Excerpt from a dataset
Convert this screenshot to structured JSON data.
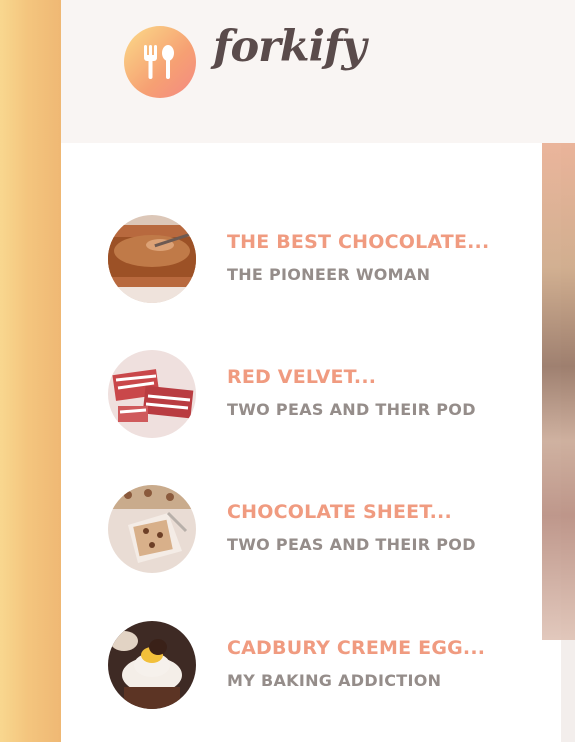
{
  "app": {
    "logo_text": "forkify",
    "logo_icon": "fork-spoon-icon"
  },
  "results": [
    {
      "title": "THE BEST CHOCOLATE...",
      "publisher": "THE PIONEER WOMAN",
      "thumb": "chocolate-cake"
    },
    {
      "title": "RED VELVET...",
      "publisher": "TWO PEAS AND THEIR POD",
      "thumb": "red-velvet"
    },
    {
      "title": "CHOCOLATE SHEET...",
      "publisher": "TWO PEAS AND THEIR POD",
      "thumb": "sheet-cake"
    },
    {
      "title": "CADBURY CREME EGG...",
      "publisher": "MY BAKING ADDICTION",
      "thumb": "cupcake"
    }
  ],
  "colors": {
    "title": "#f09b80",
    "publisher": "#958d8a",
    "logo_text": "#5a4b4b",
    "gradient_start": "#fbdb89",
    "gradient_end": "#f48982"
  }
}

## Aim
Without the pictures, return all the records precisely as they stand.

## Correct result
Convert this screenshot to structured JSON data.
{
  "app": {
    "logo_text": "forkify",
    "logo_icon": "fork-spoon-icon"
  },
  "results": [
    {
      "title": "THE BEST CHOCOLATE...",
      "publisher": "THE PIONEER WOMAN",
      "thumb": "chocolate-cake"
    },
    {
      "title": "RED VELVET...",
      "publisher": "TWO PEAS AND THEIR POD",
      "thumb": "red-velvet"
    },
    {
      "title": "CHOCOLATE SHEET...",
      "publisher": "TWO PEAS AND THEIR POD",
      "thumb": "sheet-cake"
    },
    {
      "title": "CADBURY CREME EGG...",
      "publisher": "MY BAKING ADDICTION",
      "thumb": "cupcake"
    }
  ],
  "colors": {
    "title": "#f09b80",
    "publisher": "#958d8a",
    "logo_text": "#5a4b4b",
    "gradient_start": "#fbdb89",
    "gradient_end": "#f48982"
  }
}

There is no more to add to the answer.